Brief: Below are the records. Gather each line that holds "Enter".

Data to use:
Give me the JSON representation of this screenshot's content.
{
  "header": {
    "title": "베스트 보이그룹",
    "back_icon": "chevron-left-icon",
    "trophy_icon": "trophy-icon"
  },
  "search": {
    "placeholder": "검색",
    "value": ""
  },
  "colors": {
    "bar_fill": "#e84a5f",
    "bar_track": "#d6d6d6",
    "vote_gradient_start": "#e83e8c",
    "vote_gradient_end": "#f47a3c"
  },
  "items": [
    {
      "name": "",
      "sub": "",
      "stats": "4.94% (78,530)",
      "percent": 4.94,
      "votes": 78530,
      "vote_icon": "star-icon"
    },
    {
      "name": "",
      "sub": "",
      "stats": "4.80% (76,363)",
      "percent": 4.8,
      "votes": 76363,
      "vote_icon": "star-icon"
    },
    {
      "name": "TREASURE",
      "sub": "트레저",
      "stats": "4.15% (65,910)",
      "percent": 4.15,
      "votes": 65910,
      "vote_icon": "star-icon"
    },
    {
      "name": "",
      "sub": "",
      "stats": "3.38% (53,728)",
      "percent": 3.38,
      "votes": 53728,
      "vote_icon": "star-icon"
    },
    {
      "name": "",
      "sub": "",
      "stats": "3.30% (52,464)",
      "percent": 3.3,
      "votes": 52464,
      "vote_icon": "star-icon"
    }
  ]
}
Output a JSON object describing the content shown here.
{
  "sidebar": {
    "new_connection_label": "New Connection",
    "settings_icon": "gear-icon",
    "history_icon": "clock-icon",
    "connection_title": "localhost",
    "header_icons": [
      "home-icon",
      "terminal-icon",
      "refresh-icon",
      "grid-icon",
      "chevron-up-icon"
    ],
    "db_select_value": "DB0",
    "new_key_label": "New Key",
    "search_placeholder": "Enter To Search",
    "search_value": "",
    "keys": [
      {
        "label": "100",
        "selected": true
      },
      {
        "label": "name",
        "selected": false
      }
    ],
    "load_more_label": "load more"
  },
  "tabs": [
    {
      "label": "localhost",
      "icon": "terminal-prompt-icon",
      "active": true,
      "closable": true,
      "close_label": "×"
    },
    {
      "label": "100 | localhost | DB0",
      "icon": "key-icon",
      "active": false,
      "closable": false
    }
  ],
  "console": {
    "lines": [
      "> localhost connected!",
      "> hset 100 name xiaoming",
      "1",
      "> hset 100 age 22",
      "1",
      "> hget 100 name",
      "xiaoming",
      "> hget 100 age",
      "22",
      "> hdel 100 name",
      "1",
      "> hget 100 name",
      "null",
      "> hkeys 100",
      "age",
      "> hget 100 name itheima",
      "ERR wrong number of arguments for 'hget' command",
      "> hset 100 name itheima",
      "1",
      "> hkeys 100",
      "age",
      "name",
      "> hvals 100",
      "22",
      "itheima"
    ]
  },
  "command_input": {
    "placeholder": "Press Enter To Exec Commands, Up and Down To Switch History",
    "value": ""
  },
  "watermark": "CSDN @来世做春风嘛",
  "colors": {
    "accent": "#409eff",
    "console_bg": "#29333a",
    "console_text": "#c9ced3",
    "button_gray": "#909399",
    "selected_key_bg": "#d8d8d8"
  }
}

Correct result:
    "search_placeholder": "Enter To Search",
    "placeholder": "Press Enter To Exec Commands, Up and Down To Switch History",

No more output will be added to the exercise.